Could you write out the records below exactly as they appear, leaving out any pictures?
start Input
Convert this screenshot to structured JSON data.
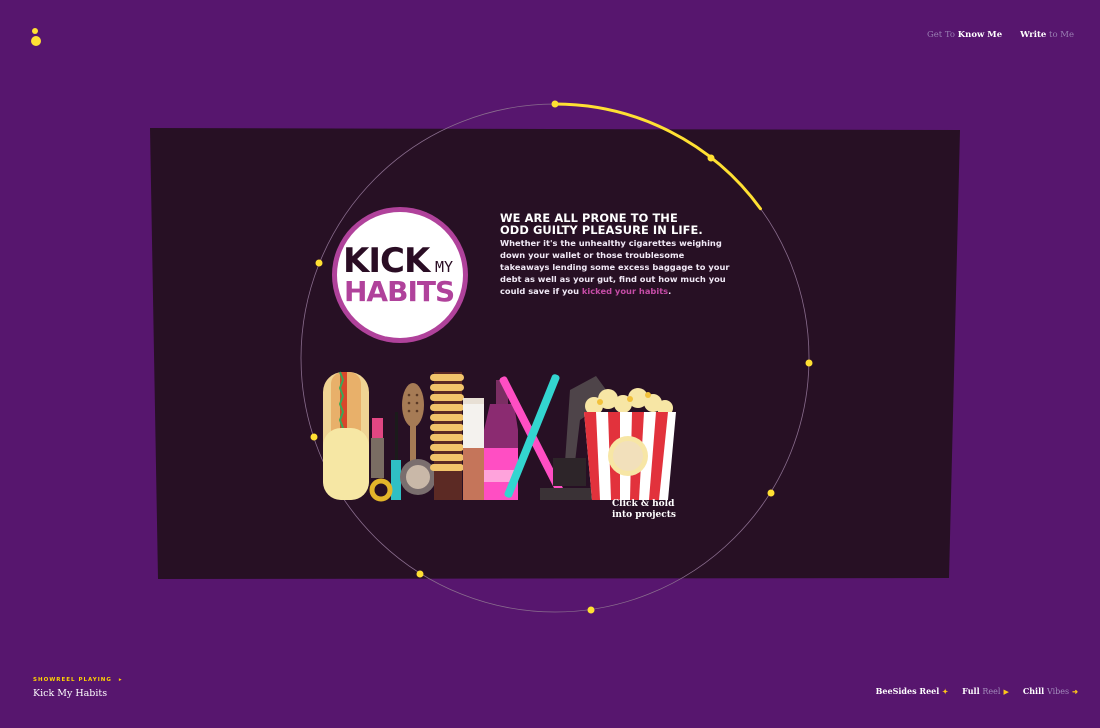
{
  "nav": {
    "item1_prefix": "Get To",
    "item1_bold": "Know Me",
    "item2_bold": "Write",
    "item2_suffix": "to Me"
  },
  "project": {
    "logo_line1": "KICK",
    "logo_my": "MY",
    "logo_line2": "HABITS",
    "headline_line1": "WE ARE ALL PRONE TO THE",
    "headline_line2": "ODD GUILTY PLEASURE IN LIFE.",
    "body_l1": "Whether it's the unhealthy cigarettes weighing",
    "body_l2": "down your wallet or those troublesome",
    "body_l3": "takeaways lending some excess baggage to your",
    "body_l4": "debt as well as your gut, find out how much you",
    "body_l5_pre": "could save if you",
    "body_l5_link": "kicked your habits",
    "body_l5_post": ".",
    "hint_l1": "Click & hold",
    "hint_l2": "into projects",
    "progress": 0.15
  },
  "footer": {
    "playing_label": "SHOWREEL PLAYING",
    "playing_arrow": "▸",
    "playing_title": "Kick My Habits",
    "reel1_bold": "BeeSides",
    "reel1_mid": "Reel",
    "reel2_bold": "Full",
    "reel2_mid": "Reel",
    "reel3_bold": "Chill",
    "reel3_mid": "Vibes"
  },
  "colors": {
    "background": "#57166e",
    "panel": "#271024",
    "accent_yellow": "#ffe033",
    "brand_pink": "#b0429b"
  }
}
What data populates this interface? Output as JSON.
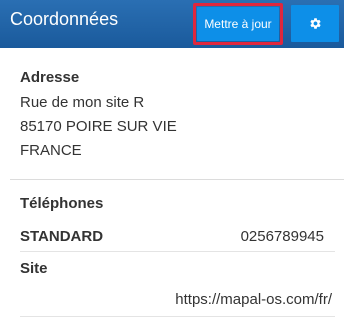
{
  "header": {
    "title": "Coordonnées",
    "update_label": "Mettre à jour",
    "settings_icon": "gear-icon"
  },
  "address": {
    "title": "Adresse",
    "lines": [
      "Rue de mon site R",
      "85170 POIRE SUR VIE",
      "FRANCE"
    ]
  },
  "phones": {
    "title": "Téléphones",
    "items": [
      {
        "label": "STANDARD",
        "value": "0256789945"
      }
    ]
  },
  "site": {
    "title": "Site",
    "url": "https://mapal-os.com/fr/"
  },
  "colors": {
    "header_bg": "#1f63a6",
    "button_bg": "#0d8fe8",
    "highlight": "#e0273d"
  }
}
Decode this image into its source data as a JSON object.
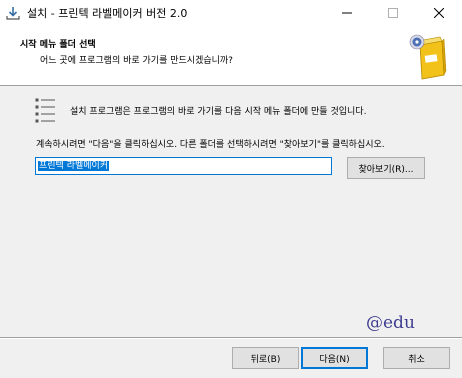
{
  "window": {
    "title": "설치 - 프린텍 라벨메이커 버전 2.0",
    "icon": "installer-download-icon",
    "controls": {
      "minimize_icon": "minimize-icon",
      "maximize_icon": "maximize-icon",
      "close_icon": "close-icon"
    }
  },
  "header": {
    "title": "시작 메뉴 폴더 선택",
    "subtitle": "어느 곳에 프로그램의 바로 가기를 만드시겠습니까?",
    "logo_icon": "setup-box-cd-icon"
  },
  "body": {
    "folder_icon": "start-menu-list-icon",
    "description": "설치 프로그램은 프로그램의 바로 가기를 다음 시작 메뉴 폴더에 만들 것입니다.",
    "instruction": "계속하시려면 \"다음\"을 클릭하십시오. 다른 폴더를 선택하시려면 \"찾아보기\"를 클릭하십시오.",
    "folder_value": "프린텍 라벨메이커",
    "browse_label": "찾아보기(R)..."
  },
  "watermark": "@edu",
  "footer": {
    "back_label": "뒤로(B)",
    "next_label": "다음(N)",
    "cancel_label": "취소"
  },
  "colors": {
    "accent": "#0078d7",
    "background": "#f0f0f0",
    "header_background": "#ffffff"
  }
}
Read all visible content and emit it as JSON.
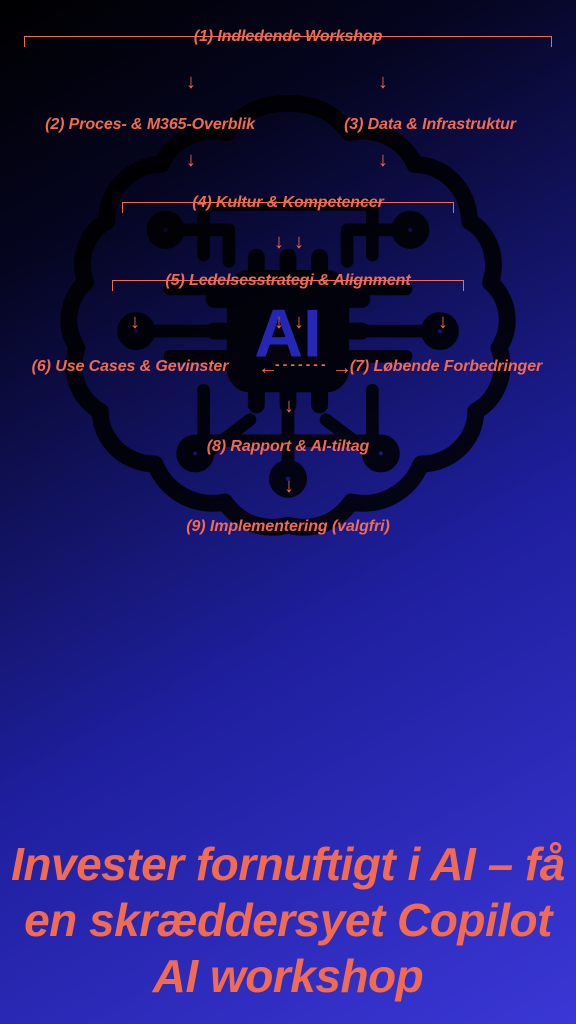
{
  "steps": {
    "s1": "(1) Indledende Workshop",
    "s2": "(2) Proces- & M365-Overblik",
    "s3": "(3) Data & Infrastruktur",
    "s4": "(4) Kultur & Kompetencer",
    "s5": "(5) Ledelsesstrategi & Alignment",
    "s6": "(6) Use Cases & Gevinster",
    "s7": "(7) Løbende Forbedringer",
    "s8": "(8) Rapport & AI-tiltag",
    "s9": "(9) Implementering (valgfri)"
  },
  "headline": "Invester fornuftigt i AI – få en skræddersyet Copilot AI workshop"
}
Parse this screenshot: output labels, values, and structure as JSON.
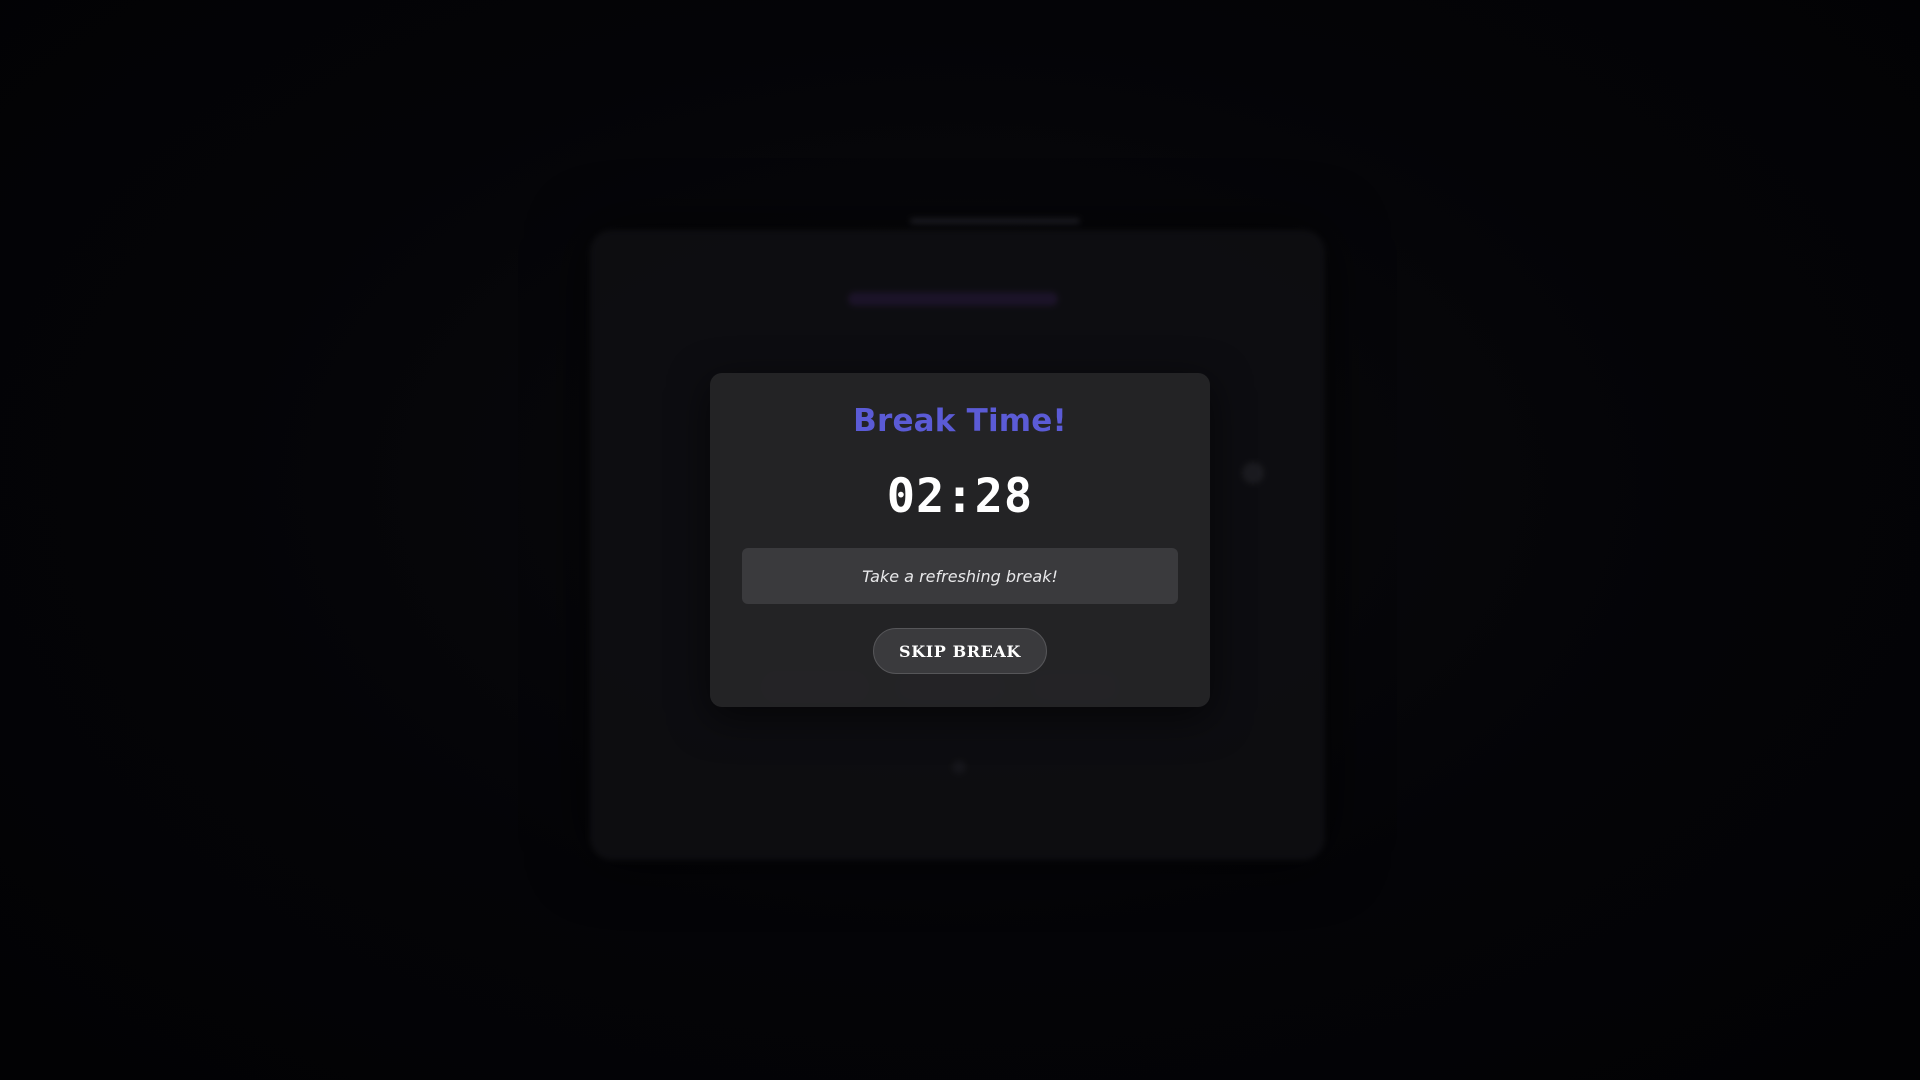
{
  "break_modal": {
    "title": "Break Time!",
    "timer": "02:28",
    "message": "Take a refreshing break!",
    "skip_label": "SKIP BREAK"
  },
  "colors": {
    "accent": "#5b5bd6",
    "modal_background": "#242427",
    "message_background": "#3a3a3d",
    "page_background": "#020205"
  }
}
end Input
- _Written solution_:
Convert this screenshot to structured JSON data.
{
  "nav": {
    "item1_prefix": "Get To",
    "item1_bold": "Know Me",
    "item2_bold": "Write",
    "item2_suffix": "to Me"
  },
  "project": {
    "logo_line1": "KICK",
    "logo_my": "MY",
    "logo_line2": "HABITS",
    "headline_line1": "WE ARE ALL PRONE TO THE",
    "headline_line2": "ODD GUILTY PLEASURE IN LIFE.",
    "body_l1": "Whether it's the unhealthy cigarettes weighing",
    "body_l2": "down your wallet or those troublesome",
    "body_l3": "takeaways lending some excess baggage to your",
    "body_l4": "debt as well as your gut, find out how much you",
    "body_l5_pre": "could save if you",
    "body_l5_link": "kicked your habits",
    "body_l5_post": ".",
    "hint_l1": "Click & hold",
    "hint_l2": "into projects",
    "progress": 0.15
  },
  "footer": {
    "playing_label": "SHOWREEL PLAYING",
    "playing_arrow": "▸",
    "playing_title": "Kick My Habits",
    "reel1_bold": "BeeSides",
    "reel1_mid": "Reel",
    "reel2_bold": "Full",
    "reel2_mid": "Reel",
    "reel3_bold": "Chill",
    "reel3_mid": "Vibes"
  },
  "colors": {
    "background": "#57166e",
    "panel": "#271024",
    "accent_yellow": "#ffe033",
    "brand_pink": "#b0429b"
  }
}
What data populates this interface? Output as JSON.
{
  "header": {
    "title": "Coordonnées",
    "update_label": "Mettre à jour",
    "settings_icon": "gear-icon"
  },
  "address": {
    "title": "Adresse",
    "lines": [
      "Rue de mon site R",
      "85170 POIRE SUR VIE",
      "FRANCE"
    ]
  },
  "phones": {
    "title": "Téléphones",
    "items": [
      {
        "label": "STANDARD",
        "value": "0256789945"
      }
    ]
  },
  "site": {
    "title": "Site",
    "url": "https://mapal-os.com/fr/"
  },
  "colors": {
    "header_bg": "#1f63a6",
    "button_bg": "#0d8fe8",
    "highlight": "#e0273d"
  }
}
Decode this image into its source data as a JSON object.
{
  "window": {
    "title": "설치 - 프린텍 라벨메이커 버전 2.0",
    "icon": "installer-download-icon",
    "controls": {
      "minimize_icon": "minimize-icon",
      "maximize_icon": "maximize-icon",
      "close_icon": "close-icon"
    }
  },
  "header": {
    "title": "시작 메뉴 폴더 선택",
    "subtitle": "어느 곳에 프로그램의 바로 가기를 만드시겠습니까?",
    "logo_icon": "setup-box-cd-icon"
  },
  "body": {
    "folder_icon": "start-menu-list-icon",
    "description": "설치 프로그램은 프로그램의 바로 가기를 다음 시작 메뉴 폴더에 만들 것입니다.",
    "instruction": "계속하시려면 \"다음\"을 클릭하십시오. 다른 폴더를 선택하시려면 \"찾아보기\"를 클릭하십시오.",
    "folder_value": "프린텍 라벨메이커",
    "browse_label": "찾아보기(R)..."
  },
  "watermark": "@edu",
  "footer": {
    "back_label": "뒤로(B)",
    "next_label": "다음(N)",
    "cancel_label": "취소"
  },
  "colors": {
    "accent": "#0078d7",
    "background": "#f0f0f0",
    "header_background": "#ffffff"
  }
}
Read all visible content and emit it as JSON.
{
  "steps": {
    "s1": "(1) Indledende Workshop",
    "s2": "(2) Proces- & M365-Overblik",
    "s3": "(3) Data & Infrastruktur",
    "s4": "(4) Kultur & Kompetencer",
    "s5": "(5) Ledelsesstrategi & Alignment",
    "s6": "(6) Use Cases & Gevinster",
    "s7": "(7) Løbende Forbedringer",
    "s8": "(8) Rapport & AI-tiltag",
    "s9": "(9) Implementering (valgfri)"
  },
  "headline": "Invester fornuftigt i AI – få en skræddersyet Copilot AI workshop"
}
Parse this screenshot: output labels, values, and structure as JSON.
{
  "break_modal": {
    "title": "Break Time!",
    "timer": "02:28",
    "message": "Take a refreshing break!",
    "skip_label": "SKIP BREAK"
  },
  "colors": {
    "accent": "#5b5bd6",
    "modal_background": "#242427",
    "message_background": "#3a3a3d",
    "page_background": "#020205"
  }
}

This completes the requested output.